EXTRACTED ENTRIES
+--
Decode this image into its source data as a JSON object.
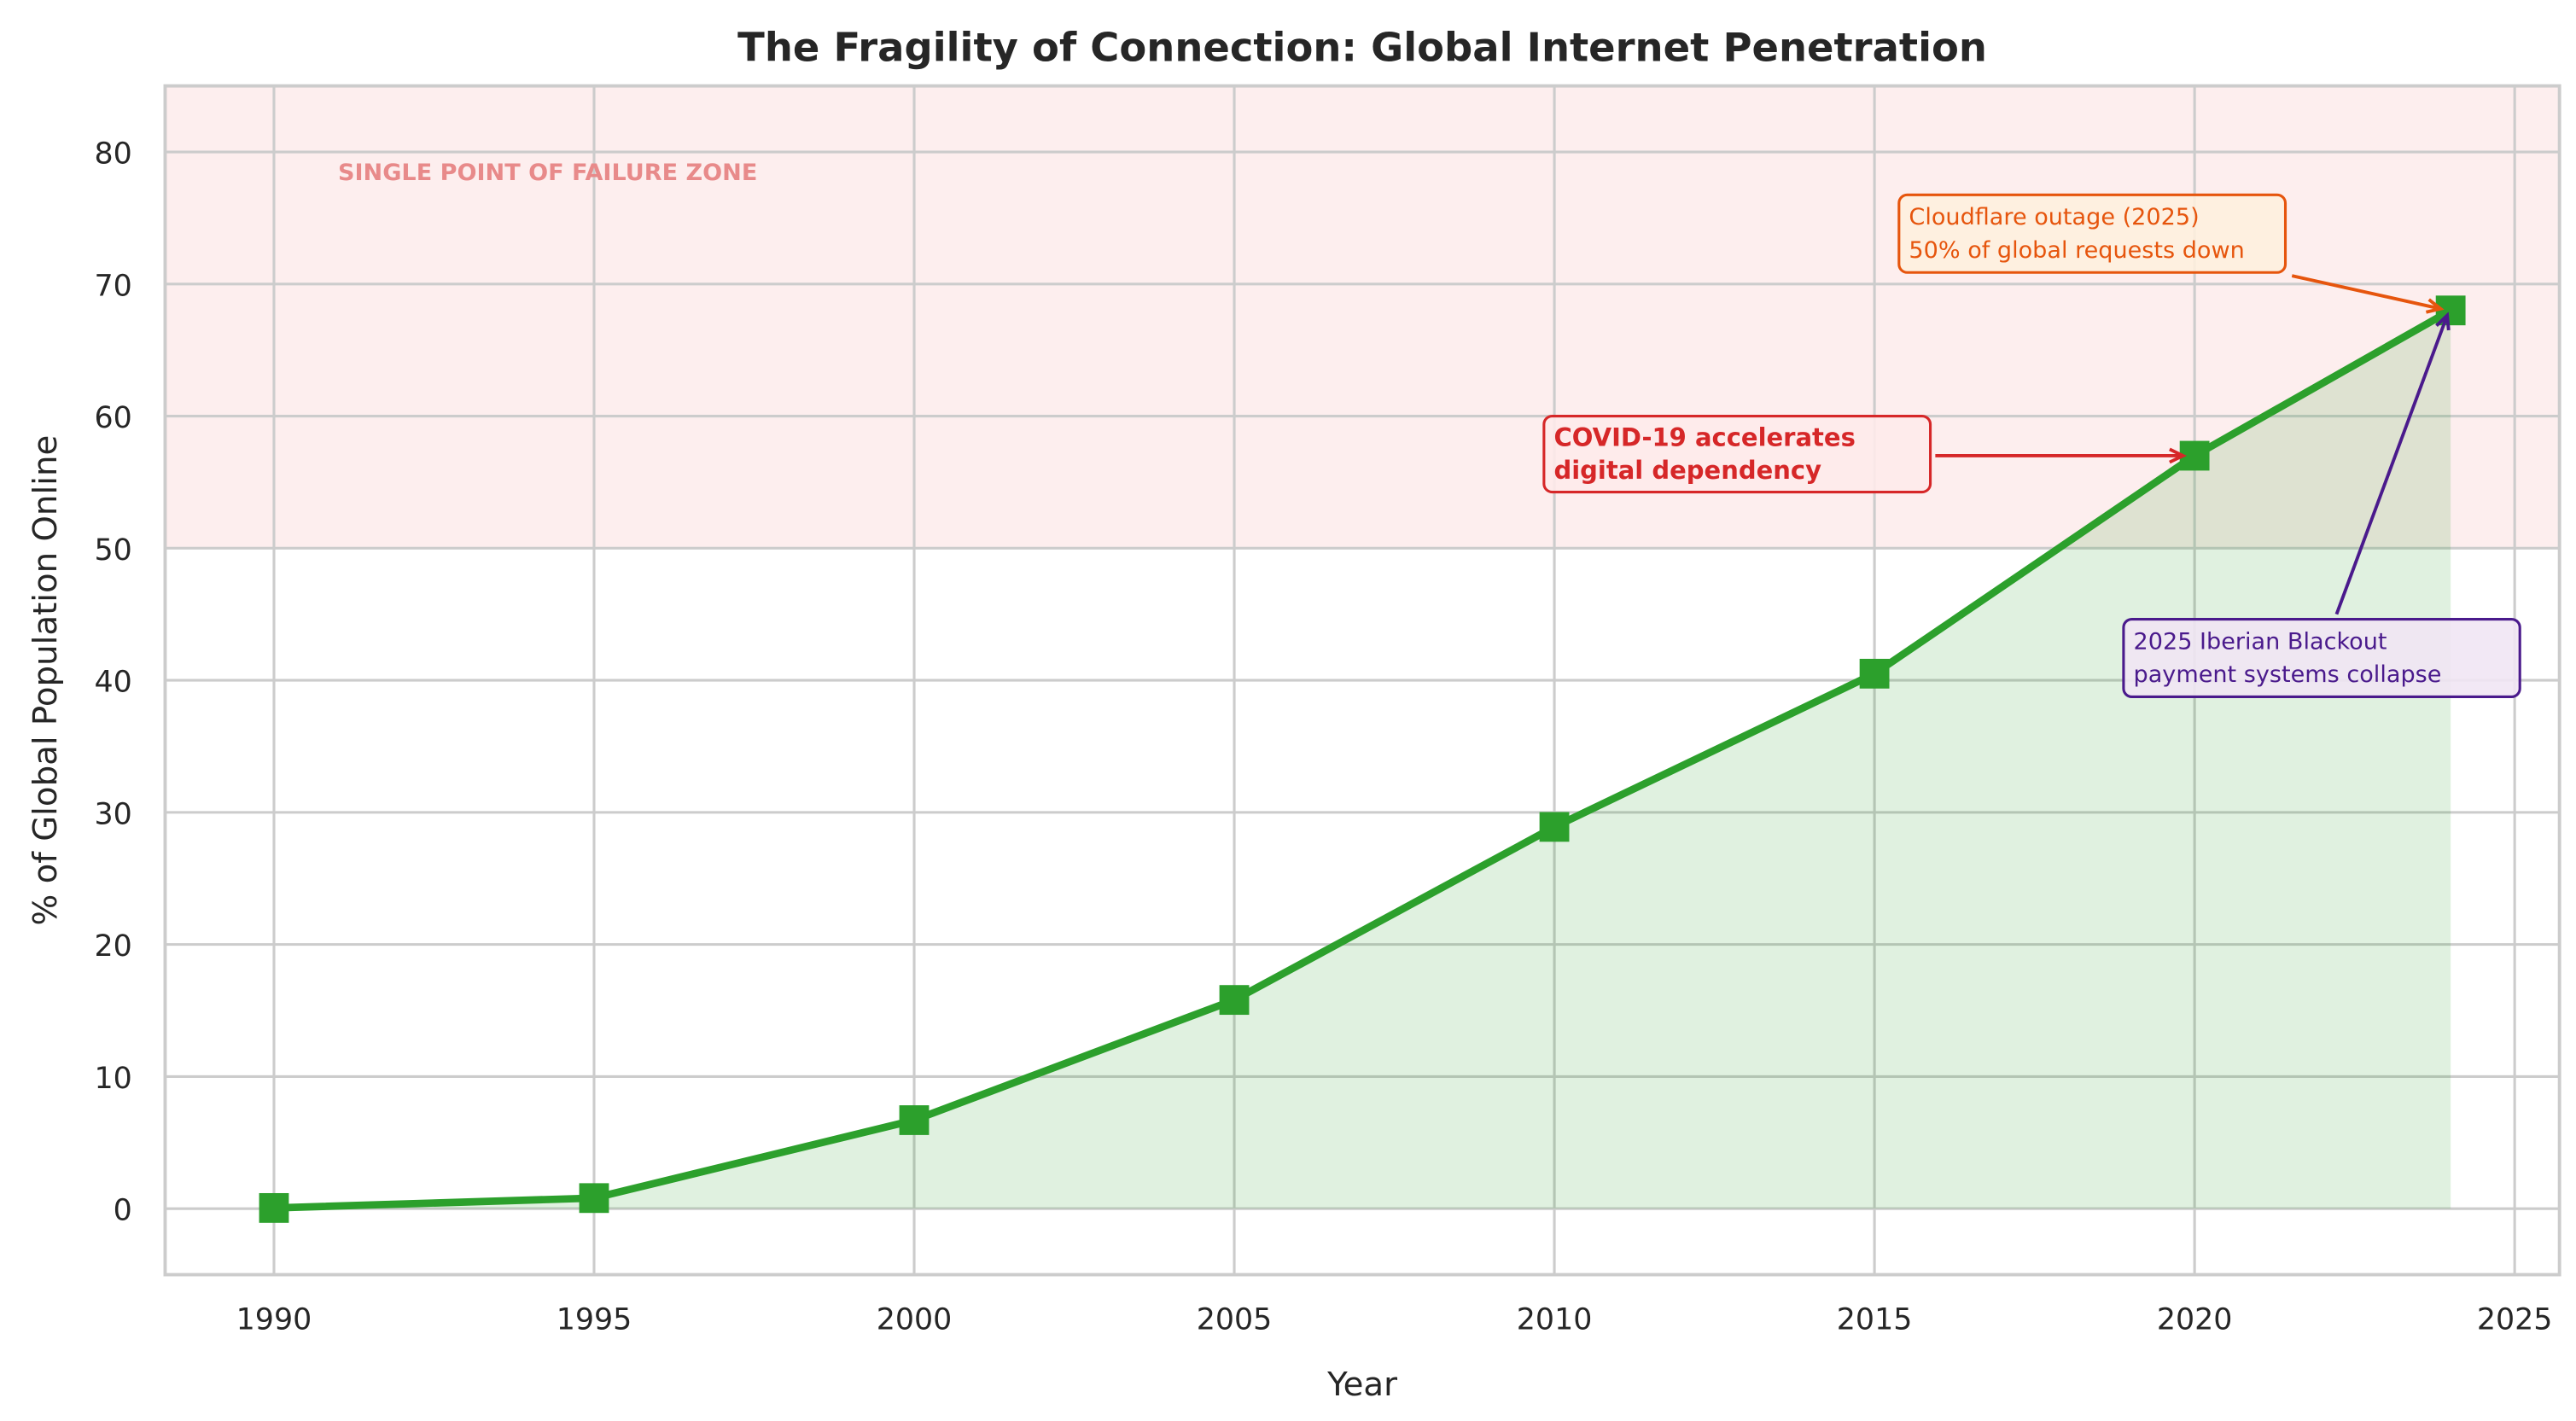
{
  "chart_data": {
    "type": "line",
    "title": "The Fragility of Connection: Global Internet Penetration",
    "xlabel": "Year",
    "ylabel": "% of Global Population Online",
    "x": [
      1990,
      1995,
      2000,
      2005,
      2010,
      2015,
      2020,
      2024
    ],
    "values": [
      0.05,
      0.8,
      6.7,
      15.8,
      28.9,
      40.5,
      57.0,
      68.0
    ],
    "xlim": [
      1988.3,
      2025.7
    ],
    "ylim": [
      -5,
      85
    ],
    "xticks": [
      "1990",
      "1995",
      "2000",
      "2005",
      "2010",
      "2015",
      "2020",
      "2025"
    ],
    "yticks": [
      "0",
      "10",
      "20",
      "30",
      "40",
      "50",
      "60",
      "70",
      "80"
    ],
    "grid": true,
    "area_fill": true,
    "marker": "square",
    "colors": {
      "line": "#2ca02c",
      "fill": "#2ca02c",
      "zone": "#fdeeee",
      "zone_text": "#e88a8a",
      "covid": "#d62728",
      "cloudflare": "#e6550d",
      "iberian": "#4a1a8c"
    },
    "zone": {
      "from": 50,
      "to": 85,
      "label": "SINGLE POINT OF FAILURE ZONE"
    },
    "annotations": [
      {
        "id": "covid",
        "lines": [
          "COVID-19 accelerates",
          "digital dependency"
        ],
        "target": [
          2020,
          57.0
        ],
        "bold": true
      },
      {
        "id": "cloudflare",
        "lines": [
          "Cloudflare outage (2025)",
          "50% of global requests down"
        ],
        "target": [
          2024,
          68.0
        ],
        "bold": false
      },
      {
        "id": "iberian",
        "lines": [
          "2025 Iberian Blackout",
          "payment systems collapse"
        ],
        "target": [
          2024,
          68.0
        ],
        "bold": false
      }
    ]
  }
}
+--
TASK TO COMPLETE
Without the pictures, restate all the entries above exactly.

EXPECTED ANSWER
Decode this image into its source data as a JSON object.
{
  "chart_data": {
    "type": "line",
    "title": "The Fragility of Connection: Global Internet Penetration",
    "xlabel": "Year",
    "ylabel": "% of Global Population Online",
    "x": [
      1990,
      1995,
      2000,
      2005,
      2010,
      2015,
      2020,
      2024
    ],
    "values": [
      0.05,
      0.8,
      6.7,
      15.8,
      28.9,
      40.5,
      57.0,
      68.0
    ],
    "xlim": [
      1988.3,
      2025.7
    ],
    "ylim": [
      -5,
      85
    ],
    "xticks": [
      "1990",
      "1995",
      "2000",
      "2005",
      "2010",
      "2015",
      "2020",
      "2025"
    ],
    "yticks": [
      "0",
      "10",
      "20",
      "30",
      "40",
      "50",
      "60",
      "70",
      "80"
    ],
    "grid": true,
    "area_fill": true,
    "marker": "square",
    "colors": {
      "line": "#2ca02c",
      "fill": "#2ca02c",
      "zone": "#fdeeee",
      "zone_text": "#e88a8a",
      "covid": "#d62728",
      "cloudflare": "#e6550d",
      "iberian": "#4a1a8c"
    },
    "zone": {
      "from": 50,
      "to": 85,
      "label": "SINGLE POINT OF FAILURE ZONE"
    },
    "annotations": [
      {
        "id": "covid",
        "lines": [
          "COVID-19 accelerates",
          "digital dependency"
        ],
        "target": [
          2020,
          57.0
        ],
        "bold": true
      },
      {
        "id": "cloudflare",
        "lines": [
          "Cloudflare outage (2025)",
          "50% of global requests down"
        ],
        "target": [
          2024,
          68.0
        ],
        "bold": false
      },
      {
        "id": "iberian",
        "lines": [
          "2025 Iberian Blackout",
          "payment systems collapse"
        ],
        "target": [
          2024,
          68.0
        ],
        "bold": false
      }
    ]
  }
}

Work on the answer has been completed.